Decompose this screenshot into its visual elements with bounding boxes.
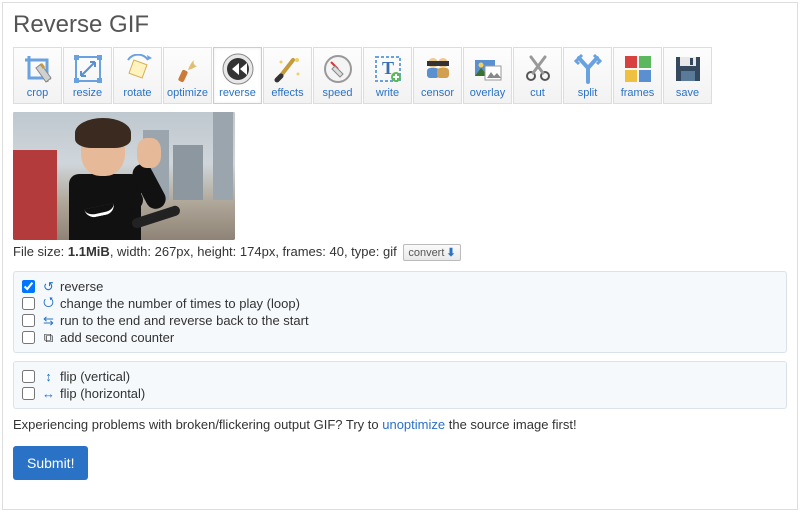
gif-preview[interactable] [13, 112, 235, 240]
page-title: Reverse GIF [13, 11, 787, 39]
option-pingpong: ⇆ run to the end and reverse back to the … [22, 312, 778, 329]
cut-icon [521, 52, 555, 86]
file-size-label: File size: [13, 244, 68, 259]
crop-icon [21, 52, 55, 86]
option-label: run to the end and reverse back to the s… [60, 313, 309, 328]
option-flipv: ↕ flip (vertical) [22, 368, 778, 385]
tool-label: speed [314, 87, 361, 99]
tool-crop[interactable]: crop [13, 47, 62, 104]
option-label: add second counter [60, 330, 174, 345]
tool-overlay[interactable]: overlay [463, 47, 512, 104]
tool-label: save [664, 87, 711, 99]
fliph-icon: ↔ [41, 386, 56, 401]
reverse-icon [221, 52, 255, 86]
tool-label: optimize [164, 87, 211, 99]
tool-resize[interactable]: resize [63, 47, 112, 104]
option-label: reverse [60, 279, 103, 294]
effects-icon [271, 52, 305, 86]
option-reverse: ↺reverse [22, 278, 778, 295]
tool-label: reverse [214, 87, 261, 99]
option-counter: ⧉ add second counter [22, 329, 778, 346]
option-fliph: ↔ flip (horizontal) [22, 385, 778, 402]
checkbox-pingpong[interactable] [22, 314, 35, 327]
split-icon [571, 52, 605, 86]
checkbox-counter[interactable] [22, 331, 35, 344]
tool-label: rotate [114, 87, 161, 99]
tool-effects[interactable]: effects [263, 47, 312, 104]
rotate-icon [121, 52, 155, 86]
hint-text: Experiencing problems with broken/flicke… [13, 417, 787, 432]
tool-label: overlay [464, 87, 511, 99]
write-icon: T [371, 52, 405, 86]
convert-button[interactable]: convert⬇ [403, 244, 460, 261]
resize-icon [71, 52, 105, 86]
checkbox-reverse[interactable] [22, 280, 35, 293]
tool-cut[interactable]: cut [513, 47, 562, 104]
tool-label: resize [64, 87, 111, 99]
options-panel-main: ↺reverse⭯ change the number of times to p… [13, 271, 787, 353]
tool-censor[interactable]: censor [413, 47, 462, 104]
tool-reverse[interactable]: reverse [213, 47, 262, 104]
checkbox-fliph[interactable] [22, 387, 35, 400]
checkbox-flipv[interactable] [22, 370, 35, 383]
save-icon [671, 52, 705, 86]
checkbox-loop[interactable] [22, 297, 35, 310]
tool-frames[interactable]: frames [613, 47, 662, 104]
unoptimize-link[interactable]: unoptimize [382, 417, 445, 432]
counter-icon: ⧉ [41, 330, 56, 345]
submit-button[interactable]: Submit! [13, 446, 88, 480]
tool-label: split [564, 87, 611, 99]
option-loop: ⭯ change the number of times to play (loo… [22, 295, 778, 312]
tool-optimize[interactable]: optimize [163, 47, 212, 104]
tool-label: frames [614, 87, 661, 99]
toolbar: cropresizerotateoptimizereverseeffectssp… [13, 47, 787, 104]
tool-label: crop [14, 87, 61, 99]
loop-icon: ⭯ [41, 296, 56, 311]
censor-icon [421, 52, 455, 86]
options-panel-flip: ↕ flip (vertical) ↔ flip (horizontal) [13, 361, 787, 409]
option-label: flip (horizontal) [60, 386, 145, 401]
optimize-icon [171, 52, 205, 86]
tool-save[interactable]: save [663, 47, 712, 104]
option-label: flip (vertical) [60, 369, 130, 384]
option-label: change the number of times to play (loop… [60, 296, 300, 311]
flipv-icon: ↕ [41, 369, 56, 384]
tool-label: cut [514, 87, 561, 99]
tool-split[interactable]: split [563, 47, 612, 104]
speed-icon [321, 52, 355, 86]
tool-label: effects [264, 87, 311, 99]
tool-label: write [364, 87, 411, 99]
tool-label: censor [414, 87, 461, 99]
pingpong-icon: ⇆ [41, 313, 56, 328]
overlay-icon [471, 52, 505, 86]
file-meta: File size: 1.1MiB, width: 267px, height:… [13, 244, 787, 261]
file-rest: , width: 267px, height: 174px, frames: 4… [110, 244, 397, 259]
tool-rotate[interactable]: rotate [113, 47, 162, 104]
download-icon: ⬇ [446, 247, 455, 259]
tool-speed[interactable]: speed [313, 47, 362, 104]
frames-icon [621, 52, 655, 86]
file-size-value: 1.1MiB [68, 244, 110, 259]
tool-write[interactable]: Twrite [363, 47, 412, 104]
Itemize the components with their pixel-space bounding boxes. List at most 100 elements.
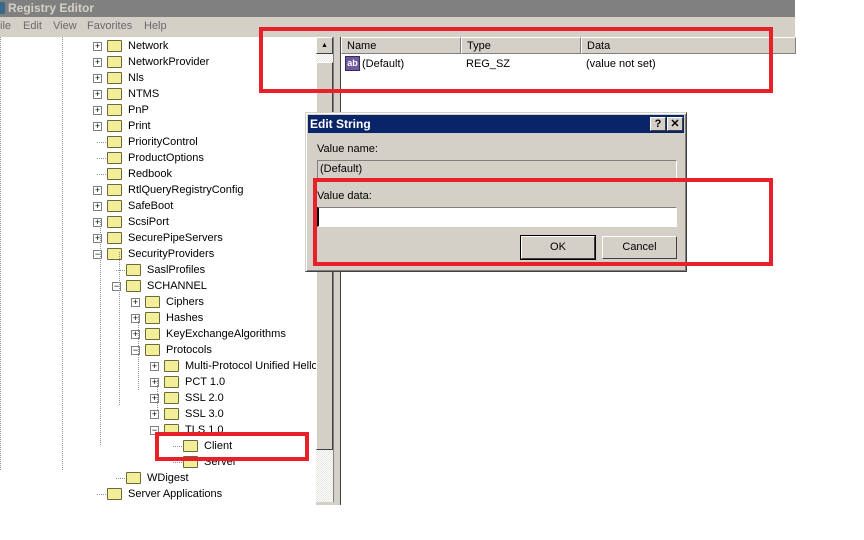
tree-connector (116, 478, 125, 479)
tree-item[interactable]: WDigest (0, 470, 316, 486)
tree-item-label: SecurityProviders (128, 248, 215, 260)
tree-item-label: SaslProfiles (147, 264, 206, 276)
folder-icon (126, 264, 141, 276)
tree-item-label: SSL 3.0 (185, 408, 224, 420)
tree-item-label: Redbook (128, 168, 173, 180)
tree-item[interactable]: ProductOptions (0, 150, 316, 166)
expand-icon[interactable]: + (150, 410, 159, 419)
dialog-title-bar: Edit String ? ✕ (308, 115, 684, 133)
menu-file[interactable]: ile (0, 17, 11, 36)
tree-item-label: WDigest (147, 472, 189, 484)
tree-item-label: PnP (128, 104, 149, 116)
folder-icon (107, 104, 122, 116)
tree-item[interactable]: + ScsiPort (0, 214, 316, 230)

* * * * *

Change every "tree-item-label" to "tree-node-label" in the lines from the line with "tree-connector (116, 478, 125, 479)" up to and including the line with "folder-icon (107, 104, 122, 116)". Keep everything else in those lines the same.

tree-connector (116, 478, 125, 479)
tree-item[interactable]: WDigest (0, 470, 316, 486)
tree-node-label: SecurityProviders (128, 248, 215, 260)
tree-node-label: SaslProfiles (147, 264, 206, 276)
folder-icon (126, 264, 141, 276)
tree-node-label: SSL 3.0 (185, 408, 224, 420)
tree-node-label: Redbook (128, 168, 173, 180)
tree-item[interactable]: ProductOptions (0, 150, 316, 166)
expand-icon[interactable]: + (150, 410, 159, 419)
dialog-title-bar: Edit String ? ✕ (308, 115, 684, 133)
menu-file[interactable]: ile (0, 17, 11, 36)
tree-node-label: WDigest (147, 472, 189, 484)
tree-node-label: PnP (128, 104, 149, 116)
folder-icon (107, 104, 122, 116)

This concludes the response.